» WRITTEN EXERCISE: Check each line of the entries below for the string "source" and state how many lines have it, with no other text.

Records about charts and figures
»»

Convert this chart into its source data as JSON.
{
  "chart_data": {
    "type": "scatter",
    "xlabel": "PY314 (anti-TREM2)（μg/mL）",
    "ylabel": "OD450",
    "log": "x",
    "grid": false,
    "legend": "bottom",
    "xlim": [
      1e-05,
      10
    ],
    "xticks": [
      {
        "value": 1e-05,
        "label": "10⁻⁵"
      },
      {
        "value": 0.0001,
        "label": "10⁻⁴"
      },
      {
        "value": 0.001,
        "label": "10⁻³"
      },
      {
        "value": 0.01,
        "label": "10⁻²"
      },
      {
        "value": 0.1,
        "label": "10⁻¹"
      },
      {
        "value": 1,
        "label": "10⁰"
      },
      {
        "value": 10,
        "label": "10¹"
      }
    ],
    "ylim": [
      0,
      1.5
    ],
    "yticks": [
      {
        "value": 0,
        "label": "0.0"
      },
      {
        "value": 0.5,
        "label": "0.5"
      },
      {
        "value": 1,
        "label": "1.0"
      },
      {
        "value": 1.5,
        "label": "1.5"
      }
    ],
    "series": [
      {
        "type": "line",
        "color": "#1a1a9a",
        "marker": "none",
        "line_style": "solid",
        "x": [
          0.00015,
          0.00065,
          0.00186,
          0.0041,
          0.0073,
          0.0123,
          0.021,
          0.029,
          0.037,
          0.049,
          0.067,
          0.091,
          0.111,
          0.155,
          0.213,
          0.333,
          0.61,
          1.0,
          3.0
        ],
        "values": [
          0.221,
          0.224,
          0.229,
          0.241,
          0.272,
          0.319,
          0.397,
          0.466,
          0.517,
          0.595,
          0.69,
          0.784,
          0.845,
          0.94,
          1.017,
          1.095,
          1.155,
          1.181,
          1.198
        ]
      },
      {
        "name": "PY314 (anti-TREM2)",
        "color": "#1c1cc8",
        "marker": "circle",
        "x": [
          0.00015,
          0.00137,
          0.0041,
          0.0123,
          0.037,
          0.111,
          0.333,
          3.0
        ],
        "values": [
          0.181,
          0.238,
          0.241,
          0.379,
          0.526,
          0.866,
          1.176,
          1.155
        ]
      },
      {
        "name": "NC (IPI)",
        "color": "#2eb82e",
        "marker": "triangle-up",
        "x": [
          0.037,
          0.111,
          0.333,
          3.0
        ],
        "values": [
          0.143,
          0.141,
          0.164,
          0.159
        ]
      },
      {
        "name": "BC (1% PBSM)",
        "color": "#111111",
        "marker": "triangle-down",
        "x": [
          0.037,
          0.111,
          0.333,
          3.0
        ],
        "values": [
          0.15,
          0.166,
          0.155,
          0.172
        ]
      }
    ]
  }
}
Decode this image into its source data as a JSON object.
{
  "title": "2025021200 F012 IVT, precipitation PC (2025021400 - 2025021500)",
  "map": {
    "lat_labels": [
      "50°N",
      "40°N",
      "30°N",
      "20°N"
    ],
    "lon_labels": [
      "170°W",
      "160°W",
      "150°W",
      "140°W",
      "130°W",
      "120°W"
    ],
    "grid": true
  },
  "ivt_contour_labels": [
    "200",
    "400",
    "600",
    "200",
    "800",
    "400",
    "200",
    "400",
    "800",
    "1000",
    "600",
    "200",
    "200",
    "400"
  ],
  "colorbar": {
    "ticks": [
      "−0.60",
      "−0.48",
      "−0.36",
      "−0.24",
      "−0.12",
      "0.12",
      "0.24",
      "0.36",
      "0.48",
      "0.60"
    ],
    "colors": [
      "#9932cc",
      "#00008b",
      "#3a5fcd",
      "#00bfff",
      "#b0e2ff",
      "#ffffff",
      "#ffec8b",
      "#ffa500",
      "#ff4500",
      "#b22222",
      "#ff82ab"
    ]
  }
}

««

» SOLUTION TO THE PROBLEM: 2